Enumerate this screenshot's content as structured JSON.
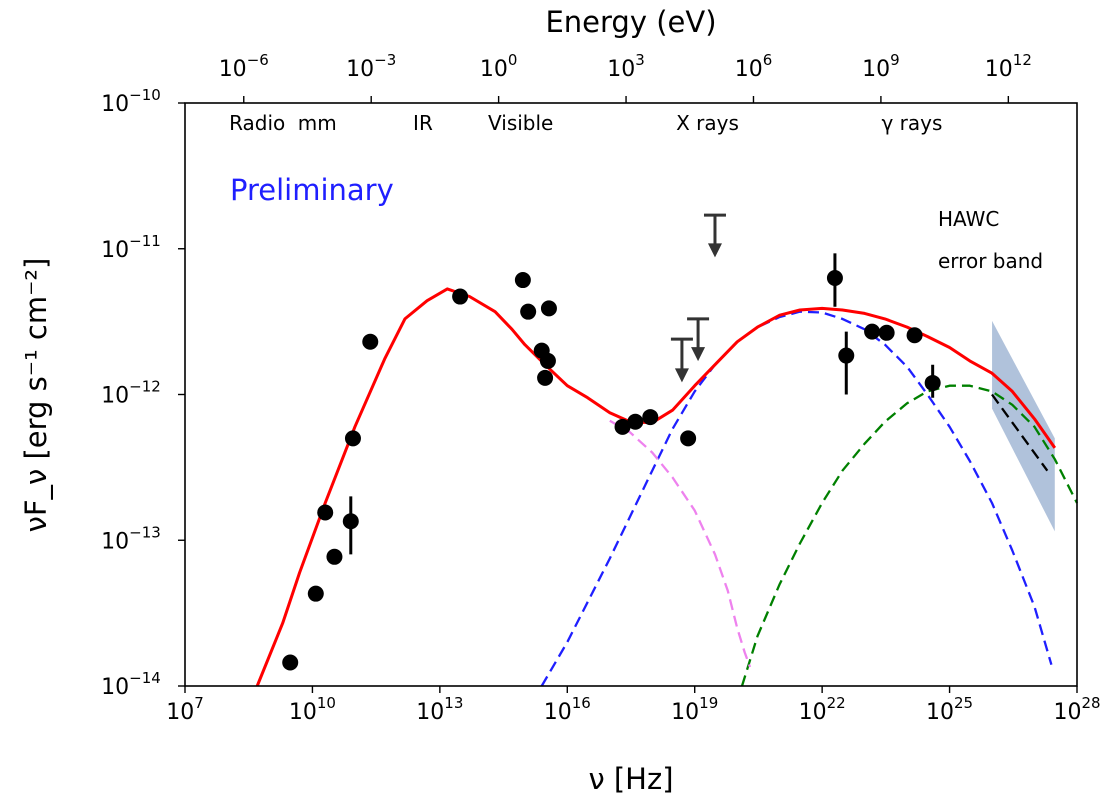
{
  "chart_data": {
    "type": "scatter",
    "title": "",
    "watermark": "Preliminary",
    "watermark_color": "#1f1fff",
    "xlabel": "ν [Hz]",
    "ylabel": "νF_ν [erg s⁻¹ cm⁻²]",
    "top_xlabel": "Energy (eV)",
    "xscale": "log",
    "yscale": "log",
    "xlim": [
      10000000.0,
      1e+28
    ],
    "ylim": [
      1e-14,
      1e-10
    ],
    "x_ticks": [
      "10^7",
      "10^10",
      "10^13",
      "10^16",
      "10^19",
      "10^22",
      "10^25",
      "10^28"
    ],
    "y_ticks": [
      "10^-14",
      "10^-13",
      "10^-12",
      "10^-11",
      "10^-10"
    ],
    "top_ticks": [
      "10^-6",
      "10^-3",
      "10^0",
      "10^3",
      "10^6",
      "10^9",
      "10^12"
    ],
    "bands": [
      {
        "label": "Radio",
        "x": 500000000.0
      },
      {
        "label": "mm",
        "x": 13000000000.0
      },
      {
        "label": "IR",
        "x": 4000000000000.0
      },
      {
        "label": "Visible",
        "x": 800000000000000.0
      },
      {
        "label": "X rays",
        "x": 2e+19
      },
      {
        "label": "γ rays",
        "x": 1.3e+24
      }
    ],
    "annotation": "HAWC\nerror band",
    "points": [
      {
        "x": 3000000000.0,
        "y": 1.45e-14
      },
      {
        "x": 12000000000.0,
        "y": 4.3e-14
      },
      {
        "x": 20000000000.0,
        "y": 1.55e-13
      },
      {
        "x": 33000000000.0,
        "y": 7.7e-14
      },
      {
        "x": 80000000000.0,
        "y": 1.35e-13,
        "ylo": 8e-14,
        "yhi": 2e-13
      },
      {
        "x": 90000000000.0,
        "y": 5e-13
      },
      {
        "x": 230000000000.0,
        "y": 2.3e-12
      },
      {
        "x": 30000000000000.0,
        "y": 4.7e-12
      },
      {
        "x": 900000000000000.0,
        "y": 6.1e-12
      },
      {
        "x": 1200000000000000.0,
        "y": 3.7e-12
      },
      {
        "x": 2500000000000000.0,
        "y": 2e-12
      },
      {
        "x": 3500000000000000.0,
        "y": 1.7e-12
      },
      {
        "x": 3000000000000000.0,
        "y": 1.3e-12
      },
      {
        "x": 3700000000000000.0,
        "y": 3.9e-12
      },
      {
        "x": 2e+17,
        "y": 6e-13
      },
      {
        "x": 4e+17,
        "y": 6.5e-13
      },
      {
        "x": 9e+17,
        "y": 7e-13
      },
      {
        "x": 7e+18,
        "y": 5e-13
      },
      {
        "x": 2e+22,
        "y": 6.3e-12,
        "ylo": 4e-12,
        "yhi": 9.3e-12
      },
      {
        "x": 3.7e+22,
        "y": 1.85e-12,
        "ylo": 1e-12,
        "yhi": 2.7e-12
      },
      {
        "x": 1.5e+23,
        "y": 2.7e-12
      },
      {
        "x": 3.3e+23,
        "y": 2.65e-12
      },
      {
        "x": 1.5e+24,
        "y": 2.55e-12
      },
      {
        "x": 4e+24,
        "y": 1.2e-12,
        "ylo": 9.5e-13,
        "yhi": 1.6e-12
      }
    ],
    "upper_limits": [
      {
        "x": 3e+19,
        "y": 1.7e-11,
        "y_arrow_tip": 9e-12
      },
      {
        "x": 1.2e+19,
        "y": 3.3e-12,
        "y_arrow_tip": 1.75e-12
      },
      {
        "x": 5e+18,
        "y": 2.4e-12,
        "y_arrow_tip": 1.25e-12
      }
    ],
    "series": [
      {
        "color": "#ff0000",
        "style": "solid",
        "width": 3,
        "x": [
          500000000.0,
          2000000000.0,
          5000000000.0,
          20000000000.0,
          100000000000.0,
          500000000000.0,
          1500000000000.0,
          5000000000000.0,
          15000000000000.0,
          50000000000000.0,
          200000000000000.0,
          500000000000000.0,
          1000000000000000.0,
          3000000000000000.0,
          1e+16,
          3e+16,
          1e+17,
          3e+17,
          1e+18,
          3e+18,
          1e+19,
          3e+19,
          1e+20,
          3e+20,
          1e+21,
          3e+21,
          1e+22,
          3e+22,
          1e+23,
          3e+23,
          1e+24,
          3e+24,
          1e+25,
          3e+25,
          1e+26,
          3e+26,
          1e+27,
          3e+27
        ],
        "y": [
          1e-14,
          2.7e-14,
          6e-14,
          1.8e-13,
          6e-13,
          1.75e-12,
          3.3e-12,
          4.4e-12,
          5.3e-12,
          4.7e-12,
          3.7e-12,
          2.8e-12,
          2.2e-12,
          1.6e-12,
          1.15e-12,
          9.5e-13,
          7.5e-13,
          6.5e-13,
          6.4e-13,
          7.8e-13,
          1.15e-12,
          1.6e-12,
          2.3e-12,
          2.9e-12,
          3.5e-12,
          3.8e-12,
          3.9e-12,
          3.8e-12,
          3.6e-12,
          3.3e-12,
          2.9e-12,
          2.5e-12,
          2.1e-12,
          1.7e-12,
          1.4e-12,
          1.05e-12,
          6.8e-13,
          4.3e-13
        ]
      },
      {
        "color": "#ee82ee",
        "style": "dashed",
        "width": 2.3,
        "x": [
          1e+17,
          3e+17,
          1e+18,
          3e+18,
          1e+19,
          3e+19,
          6e+19,
          1e+20,
          1.5e+20,
          2e+20
        ],
        "y": [
          6.6e-13,
          5.5e-13,
          4e-13,
          2.7e-13,
          1.6e-13,
          8e-14,
          4.5e-14,
          2.5e-14,
          1.7e-14,
          1.35e-14
        ]
      },
      {
        "color": "#1f1fff",
        "style": "dashed",
        "width": 2.3,
        "x": [
          2500000000000000.0,
          1e+16,
          1e+17,
          1e+18,
          3e+18,
          1e+19,
          3e+19,
          1e+20,
          3e+20,
          1e+21,
          3e+21,
          1e+22,
          3e+22,
          1e+23,
          3e+23,
          1e+24,
          3e+24,
          1e+25,
          3e+25,
          1e+26,
          3e+26,
          1e+27,
          2.5e+27
        ],
        "y": [
          1e-14,
          2e-14,
          7.5e-14,
          3e-13,
          5.8e-13,
          1.05e-12,
          1.6e-12,
          2.3e-12,
          2.9e-12,
          3.4e-12,
          3.7e-12,
          3.65e-12,
          3.3e-12,
          2.8e-12,
          2.2e-12,
          1.55e-12,
          1e-12,
          6e-13,
          3.5e-13,
          1.8e-13,
          8.5e-14,
          3.5e-14,
          1.4e-14
        ]
      },
      {
        "color": "#008000",
        "style": "dashed",
        "width": 2.3,
        "x": [
          1.3e+20,
          3e+20,
          1e+21,
          3e+21,
          1e+22,
          3e+22,
          1e+23,
          3e+23,
          1e+24,
          3e+24,
          1e+25,
          3e+25,
          1e+26,
          3e+26,
          1e+27,
          3e+27,
          1e+28
        ],
        "y": [
          1e-14,
          2.2e-14,
          5e-14,
          9.5e-14,
          1.8e-13,
          3e-13,
          4.6e-13,
          6.5e-13,
          8.7e-13,
          1.05e-12,
          1.15e-12,
          1.15e-12,
          1.05e-12,
          8.5e-13,
          6e-13,
          3.6e-13,
          1.8e-13
        ]
      },
      {
        "color": "#000000",
        "style": "dashed",
        "width": 2.3,
        "x": [
          1e+26,
          2e+27
        ],
        "y": [
          1e-12,
          3e-13
        ]
      }
    ],
    "error_band": {
      "color": "#6f8fbd",
      "x": [
        1e+26,
        3e+27,
        3e+27,
        1e+26
      ],
      "y": [
        3.2e-12,
        5e-13,
        1.15e-13,
        8e-13
      ]
    }
  }
}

* _Given instruction_
Without including the pictures, reproduce all entries exactly.

* _Response_
Enumerate this screenshot's content as structured JSON.
{
  "chart_data": {
    "type": "scatter",
    "title": "",
    "watermark": "Preliminary",
    "watermark_color": "#1f1fff",
    "xlabel": "ν [Hz]",
    "ylabel": "νF_ν [erg s⁻¹ cm⁻²]",
    "top_xlabel": "Energy (eV)",
    "xscale": "log",
    "yscale": "log",
    "xlim": [
      10000000.0,
      1e+28
    ],
    "ylim": [
      1e-14,
      1e-10
    ],
    "x_ticks": [
      "10^7",
      "10^10",
      "10^13",
      "10^16",
      "10^19",
      "10^22",
      "10^25",
      "10^28"
    ],
    "y_ticks": [
      "10^-14",
      "10^-13",
      "10^-12",
      "10^-11",
      "10^-10"
    ],
    "top_ticks": [
      "10^-6",
      "10^-3",
      "10^0",
      "10^3",
      "10^6",
      "10^9",
      "10^12"
    ],
    "bands": [
      {
        "label": "Radio",
        "x": 500000000.0
      },
      {
        "label": "mm",
        "x": 13000000000.0
      },
      {
        "label": "IR",
        "x": 4000000000000.0
      },
      {
        "label": "Visible",
        "x": 800000000000000.0
      },
      {
        "label": "X rays",
        "x": 2e+19
      },
      {
        "label": "γ rays",
        "x": 1.3e+24
      }
    ],
    "annotation": "HAWC\nerror band",
    "points": [
      {
        "x": 3000000000.0,
        "y": 1.45e-14
      },
      {
        "x": 12000000000.0,
        "y": 4.3e-14
      },
      {
        "x": 20000000000.0,
        "y": 1.55e-13
      },
      {
        "x": 33000000000.0,
        "y": 7.7e-14
      },
      {
        "x": 80000000000.0,
        "y": 1.35e-13,
        "ylo": 8e-14,
        "yhi": 2e-13
      },
      {
        "x": 90000000000.0,
        "y": 5e-13
      },
      {
        "x": 230000000000.0,
        "y": 2.3e-12
      },
      {
        "x": 30000000000000.0,
        "y": 4.7e-12
      },
      {
        "x": 900000000000000.0,
        "y": 6.1e-12
      },
      {
        "x": 1200000000000000.0,
        "y": 3.7e-12
      },
      {
        "x": 2500000000000000.0,
        "y": 2e-12
      },
      {
        "x": 3500000000000000.0,
        "y": 1.7e-12
      },
      {
        "x": 3000000000000000.0,
        "y": 1.3e-12
      },
      {
        "x": 3700000000000000.0,
        "y": 3.9e-12
      },
      {
        "x": 2e+17,
        "y": 6e-13
      },
      {
        "x": 4e+17,
        "y": 6.5e-13
      },
      {
        "x": 9e+17,
        "y": 7e-13
      },
      {
        "x": 7e+18,
        "y": 5e-13
      },
      {
        "x": 2e+22,
        "y": 6.3e-12,
        "ylo": 4e-12,
        "yhi": 9.3e-12
      },
      {
        "x": 3.7e+22,
        "y": 1.85e-12,
        "ylo": 1e-12,
        "yhi": 2.7e-12
      },
      {
        "x": 1.5e+23,
        "y": 2.7e-12
      },
      {
        "x": 3.3e+23,
        "y": 2.65e-12
      },
      {
        "x": 1.5e+24,
        "y": 2.55e-12
      },
      {
        "x": 4e+24,
        "y": 1.2e-12,
        "ylo": 9.5e-13,
        "yhi": 1.6e-12
      }
    ],
    "upper_limits": [
      {
        "x": 3e+19,
        "y": 1.7e-11,
        "y_arrow_tip": 9e-12
      },
      {
        "x": 1.2e+19,
        "y": 3.3e-12,
        "y_arrow_tip": 1.75e-12
      },
      {
        "x": 5e+18,
        "y": 2.4e-12,
        "y_arrow_tip": 1.25e-12
      }
    ],
    "series": [
      {
        "color": "#ff0000",
        "style": "solid",
        "width": 3,
        "x": [
          500000000.0,
          2000000000.0,
          5000000000.0,
          20000000000.0,
          100000000000.0,
          500000000000.0,
          1500000000000.0,
          5000000000000.0,
          15000000000000.0,
          50000000000000.0,
          200000000000000.0,
          500000000000000.0,
          1000000000000000.0,
          3000000000000000.0,
          1e+16,
          3e+16,
          1e+17,
          3e+17,
          1e+18,
          3e+18,
          1e+19,
          3e+19,
          1e+20,
          3e+20,
          1e+21,
          3e+21,
          1e+22,
          3e+22,
          1e+23,
          3e+23,
          1e+24,
          3e+24,
          1e+25,
          3e+25,
          1e+26,
          3e+26,
          1e+27,
          3e+27
        ],
        "y": [
          1e-14,
          2.7e-14,
          6e-14,
          1.8e-13,
          6e-13,
          1.75e-12,
          3.3e-12,
          4.4e-12,
          5.3e-12,
          4.7e-12,
          3.7e-12,
          2.8e-12,
          2.2e-12,
          1.6e-12,
          1.15e-12,
          9.5e-13,
          7.5e-13,
          6.5e-13,
          6.4e-13,
          7.8e-13,
          1.15e-12,
          1.6e-12,
          2.3e-12,
          2.9e-12,
          3.5e-12,
          3.8e-12,
          3.9e-12,
          3.8e-12,
          3.6e-12,
          3.3e-12,
          2.9e-12,
          2.5e-12,
          2.1e-12,
          1.7e-12,
          1.4e-12,
          1.05e-12,
          6.8e-13,
          4.3e-13
        ]
      },
      {
        "color": "#ee82ee",
        "style": "dashed",
        "width": 2.3,
        "x": [
          1e+17,
          3e+17,
          1e+18,
          3e+18,
          1e+19,
          3e+19,
          6e+19,
          1e+20,
          1.5e+20,
          2e+20
        ],
        "y": [
          6.6e-13,
          5.5e-13,
          4e-13,
          2.7e-13,
          1.6e-13,
          8e-14,
          4.5e-14,
          2.5e-14,
          1.7e-14,
          1.35e-14
        ]
      },
      {
        "color": "#1f1fff",
        "style": "dashed",
        "width": 2.3,
        "x": [
          2500000000000000.0,
          1e+16,
          1e+17,
          1e+18,
          3e+18,
          1e+19,
          3e+19,
          1e+20,
          3e+20,
          1e+21,
          3e+21,
          1e+22,
          3e+22,
          1e+23,
          3e+23,
          1e+24,
          3e+24,
          1e+25,
          3e+25,
          1e+26,
          3e+26,
          1e+27,
          2.5e+27
        ],
        "y": [
          1e-14,
          2e-14,
          7.5e-14,
          3e-13,
          5.8e-13,
          1.05e-12,
          1.6e-12,
          2.3e-12,
          2.9e-12,
          3.4e-12,
          3.7e-12,
          3.65e-12,
          3.3e-12,
          2.8e-12,
          2.2e-12,
          1.55e-12,
          1e-12,
          6e-13,
          3.5e-13,
          1.8e-13,
          8.5e-14,
          3.5e-14,
          1.4e-14
        ]
      },
      {
        "color": "#008000",
        "style": "dashed",
        "width": 2.3,
        "x": [
          1.3e+20,
          3e+20,
          1e+21,
          3e+21,
          1e+22,
          3e+22,
          1e+23,
          3e+23,
          1e+24,
          3e+24,
          1e+25,
          3e+25,
          1e+26,
          3e+26,
          1e+27,
          3e+27,
          1e+28
        ],
        "y": [
          1e-14,
          2.2e-14,
          5e-14,
          9.5e-14,
          1.8e-13,
          3e-13,
          4.6e-13,
          6.5e-13,
          8.7e-13,
          1.05e-12,
          1.15e-12,
          1.15e-12,
          1.05e-12,
          8.5e-13,
          6e-13,
          3.6e-13,
          1.8e-13
        ]
      },
      {
        "color": "#000000",
        "style": "dashed",
        "width": 2.3,
        "x": [
          1e+26,
          2e+27
        ],
        "y": [
          1e-12,
          3e-13
        ]
      }
    ],
    "error_band": {
      "color": "#6f8fbd",
      "x": [
        1e+26,
        3e+27,
        3e+27,
        1e+26
      ],
      "y": [
        3.2e-12,
        5e-13,
        1.15e-13,
        8e-13
      ]
    }
  }
}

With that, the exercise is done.